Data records

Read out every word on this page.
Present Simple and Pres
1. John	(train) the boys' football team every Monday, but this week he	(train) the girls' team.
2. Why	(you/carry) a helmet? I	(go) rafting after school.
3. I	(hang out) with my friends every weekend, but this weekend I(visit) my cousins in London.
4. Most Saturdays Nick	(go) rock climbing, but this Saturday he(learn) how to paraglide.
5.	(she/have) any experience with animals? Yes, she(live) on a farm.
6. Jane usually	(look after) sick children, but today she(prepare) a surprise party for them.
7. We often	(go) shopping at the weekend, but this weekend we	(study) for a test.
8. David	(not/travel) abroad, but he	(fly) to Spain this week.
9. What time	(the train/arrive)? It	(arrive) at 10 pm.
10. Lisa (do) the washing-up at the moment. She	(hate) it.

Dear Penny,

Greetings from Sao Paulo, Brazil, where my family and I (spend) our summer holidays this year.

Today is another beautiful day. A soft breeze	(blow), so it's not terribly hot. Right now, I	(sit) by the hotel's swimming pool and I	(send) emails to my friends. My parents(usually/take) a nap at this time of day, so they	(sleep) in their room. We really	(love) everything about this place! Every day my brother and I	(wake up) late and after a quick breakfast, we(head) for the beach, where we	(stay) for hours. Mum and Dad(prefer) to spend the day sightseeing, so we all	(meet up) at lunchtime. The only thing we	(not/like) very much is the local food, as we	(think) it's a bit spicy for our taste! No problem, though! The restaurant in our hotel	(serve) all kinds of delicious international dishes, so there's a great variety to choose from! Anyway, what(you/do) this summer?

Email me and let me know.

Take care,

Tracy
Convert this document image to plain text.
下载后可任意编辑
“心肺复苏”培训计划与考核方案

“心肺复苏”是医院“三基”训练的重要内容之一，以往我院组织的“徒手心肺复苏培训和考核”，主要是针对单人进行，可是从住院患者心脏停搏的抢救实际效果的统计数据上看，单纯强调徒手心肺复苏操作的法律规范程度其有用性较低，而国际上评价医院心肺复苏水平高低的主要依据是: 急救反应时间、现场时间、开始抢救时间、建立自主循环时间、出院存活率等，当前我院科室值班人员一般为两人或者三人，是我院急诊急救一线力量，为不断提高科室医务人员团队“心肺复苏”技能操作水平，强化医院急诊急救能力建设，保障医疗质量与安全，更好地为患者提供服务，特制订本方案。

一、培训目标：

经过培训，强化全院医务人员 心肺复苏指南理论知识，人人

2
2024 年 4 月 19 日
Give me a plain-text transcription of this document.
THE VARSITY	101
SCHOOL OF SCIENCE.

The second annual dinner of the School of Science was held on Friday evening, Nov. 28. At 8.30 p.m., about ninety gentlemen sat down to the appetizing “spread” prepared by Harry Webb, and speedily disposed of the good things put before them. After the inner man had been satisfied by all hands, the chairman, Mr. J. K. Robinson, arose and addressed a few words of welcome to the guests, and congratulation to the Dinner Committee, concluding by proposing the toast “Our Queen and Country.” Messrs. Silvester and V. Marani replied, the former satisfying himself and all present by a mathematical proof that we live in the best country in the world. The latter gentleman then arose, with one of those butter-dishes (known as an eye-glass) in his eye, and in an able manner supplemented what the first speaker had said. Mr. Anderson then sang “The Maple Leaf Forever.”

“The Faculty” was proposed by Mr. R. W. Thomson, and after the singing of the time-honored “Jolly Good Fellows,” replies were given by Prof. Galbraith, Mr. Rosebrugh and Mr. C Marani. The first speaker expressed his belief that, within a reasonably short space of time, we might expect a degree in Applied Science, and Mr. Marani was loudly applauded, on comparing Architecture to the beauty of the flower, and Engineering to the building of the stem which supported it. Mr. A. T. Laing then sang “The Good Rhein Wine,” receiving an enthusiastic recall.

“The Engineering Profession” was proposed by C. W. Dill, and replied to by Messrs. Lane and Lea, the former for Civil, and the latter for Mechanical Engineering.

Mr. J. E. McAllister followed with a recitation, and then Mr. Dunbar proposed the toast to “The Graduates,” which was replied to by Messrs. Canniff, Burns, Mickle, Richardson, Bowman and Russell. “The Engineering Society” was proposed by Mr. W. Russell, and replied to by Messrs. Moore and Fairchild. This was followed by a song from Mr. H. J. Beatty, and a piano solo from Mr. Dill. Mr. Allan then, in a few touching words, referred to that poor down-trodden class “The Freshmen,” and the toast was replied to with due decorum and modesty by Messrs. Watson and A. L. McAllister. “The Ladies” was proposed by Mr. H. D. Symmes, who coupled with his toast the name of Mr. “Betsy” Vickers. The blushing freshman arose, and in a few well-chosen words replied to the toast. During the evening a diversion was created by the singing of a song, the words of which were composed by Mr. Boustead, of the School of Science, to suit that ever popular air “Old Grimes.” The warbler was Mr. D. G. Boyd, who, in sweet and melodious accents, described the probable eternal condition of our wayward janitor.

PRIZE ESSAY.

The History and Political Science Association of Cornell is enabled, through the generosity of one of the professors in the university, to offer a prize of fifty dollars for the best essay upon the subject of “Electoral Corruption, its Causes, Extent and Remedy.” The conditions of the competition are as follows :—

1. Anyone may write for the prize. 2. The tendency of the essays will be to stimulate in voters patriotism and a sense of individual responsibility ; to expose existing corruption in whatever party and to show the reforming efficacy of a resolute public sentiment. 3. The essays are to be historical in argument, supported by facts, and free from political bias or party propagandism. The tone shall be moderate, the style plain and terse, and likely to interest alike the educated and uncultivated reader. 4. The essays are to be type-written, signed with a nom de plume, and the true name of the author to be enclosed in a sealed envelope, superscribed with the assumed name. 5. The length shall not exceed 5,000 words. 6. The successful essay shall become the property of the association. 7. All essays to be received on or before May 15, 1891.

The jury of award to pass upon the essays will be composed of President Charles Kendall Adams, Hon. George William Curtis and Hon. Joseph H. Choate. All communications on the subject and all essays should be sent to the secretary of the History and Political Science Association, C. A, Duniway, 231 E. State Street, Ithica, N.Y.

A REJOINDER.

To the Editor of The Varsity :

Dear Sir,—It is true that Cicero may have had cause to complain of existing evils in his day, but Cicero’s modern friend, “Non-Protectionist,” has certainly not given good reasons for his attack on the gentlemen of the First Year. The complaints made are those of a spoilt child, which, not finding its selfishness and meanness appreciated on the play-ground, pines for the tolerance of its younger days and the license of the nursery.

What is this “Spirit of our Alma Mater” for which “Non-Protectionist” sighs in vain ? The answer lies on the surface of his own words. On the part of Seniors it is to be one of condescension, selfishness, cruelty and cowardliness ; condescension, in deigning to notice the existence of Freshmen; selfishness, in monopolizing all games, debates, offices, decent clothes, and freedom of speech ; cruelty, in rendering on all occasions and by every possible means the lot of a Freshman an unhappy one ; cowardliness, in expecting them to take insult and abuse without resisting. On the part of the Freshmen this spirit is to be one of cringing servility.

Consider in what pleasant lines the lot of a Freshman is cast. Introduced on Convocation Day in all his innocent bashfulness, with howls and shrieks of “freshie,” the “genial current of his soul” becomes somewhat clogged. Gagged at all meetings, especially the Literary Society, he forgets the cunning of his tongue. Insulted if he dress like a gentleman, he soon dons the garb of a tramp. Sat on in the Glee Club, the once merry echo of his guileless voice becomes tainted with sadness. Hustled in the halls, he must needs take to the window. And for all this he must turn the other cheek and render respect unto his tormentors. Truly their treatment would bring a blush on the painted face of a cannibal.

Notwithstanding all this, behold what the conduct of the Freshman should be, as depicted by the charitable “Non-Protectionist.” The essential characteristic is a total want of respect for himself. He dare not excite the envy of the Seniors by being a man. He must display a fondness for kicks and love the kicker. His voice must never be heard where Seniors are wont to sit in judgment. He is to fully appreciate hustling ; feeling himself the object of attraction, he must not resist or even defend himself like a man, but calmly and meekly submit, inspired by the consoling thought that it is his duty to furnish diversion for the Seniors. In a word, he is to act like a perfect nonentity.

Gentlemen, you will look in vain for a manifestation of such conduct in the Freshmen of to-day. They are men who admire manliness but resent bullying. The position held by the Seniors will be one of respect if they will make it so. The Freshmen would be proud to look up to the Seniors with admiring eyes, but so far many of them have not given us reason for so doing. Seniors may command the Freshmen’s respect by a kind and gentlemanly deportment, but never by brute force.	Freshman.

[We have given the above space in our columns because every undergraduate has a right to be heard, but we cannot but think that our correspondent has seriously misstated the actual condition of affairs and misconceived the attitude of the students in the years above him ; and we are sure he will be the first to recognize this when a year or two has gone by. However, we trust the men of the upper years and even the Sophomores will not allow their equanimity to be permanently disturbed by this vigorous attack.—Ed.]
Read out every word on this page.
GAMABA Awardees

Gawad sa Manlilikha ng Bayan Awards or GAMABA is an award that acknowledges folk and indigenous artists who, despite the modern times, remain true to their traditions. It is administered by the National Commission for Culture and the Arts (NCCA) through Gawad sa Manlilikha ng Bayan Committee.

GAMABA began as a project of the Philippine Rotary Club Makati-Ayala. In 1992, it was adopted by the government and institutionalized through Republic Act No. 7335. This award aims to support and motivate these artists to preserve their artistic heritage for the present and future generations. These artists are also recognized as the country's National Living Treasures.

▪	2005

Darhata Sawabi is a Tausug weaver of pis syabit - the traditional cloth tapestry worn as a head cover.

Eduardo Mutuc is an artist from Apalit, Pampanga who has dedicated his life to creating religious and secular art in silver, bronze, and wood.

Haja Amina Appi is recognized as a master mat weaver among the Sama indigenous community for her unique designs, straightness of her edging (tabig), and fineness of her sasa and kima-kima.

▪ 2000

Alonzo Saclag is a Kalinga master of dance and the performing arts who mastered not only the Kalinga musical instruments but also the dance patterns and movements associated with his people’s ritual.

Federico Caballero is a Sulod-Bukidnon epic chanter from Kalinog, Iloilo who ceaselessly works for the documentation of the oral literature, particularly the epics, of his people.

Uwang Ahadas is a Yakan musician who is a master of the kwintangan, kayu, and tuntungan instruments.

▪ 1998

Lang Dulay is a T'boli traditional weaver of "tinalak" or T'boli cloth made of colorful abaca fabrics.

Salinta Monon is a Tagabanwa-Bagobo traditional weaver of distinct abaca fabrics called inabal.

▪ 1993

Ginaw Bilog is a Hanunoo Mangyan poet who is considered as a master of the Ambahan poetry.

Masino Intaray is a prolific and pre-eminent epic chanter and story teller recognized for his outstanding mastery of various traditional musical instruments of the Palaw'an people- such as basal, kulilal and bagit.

Exercise prompt
Search the records for the string "train" and return every line in which it occurs.

Complete output
1. John	(train) the boys' football team every Monday, but this week he	(train) the girls' team.
9. What time	(the train/arrive)? It	(arrive) at 10 pm.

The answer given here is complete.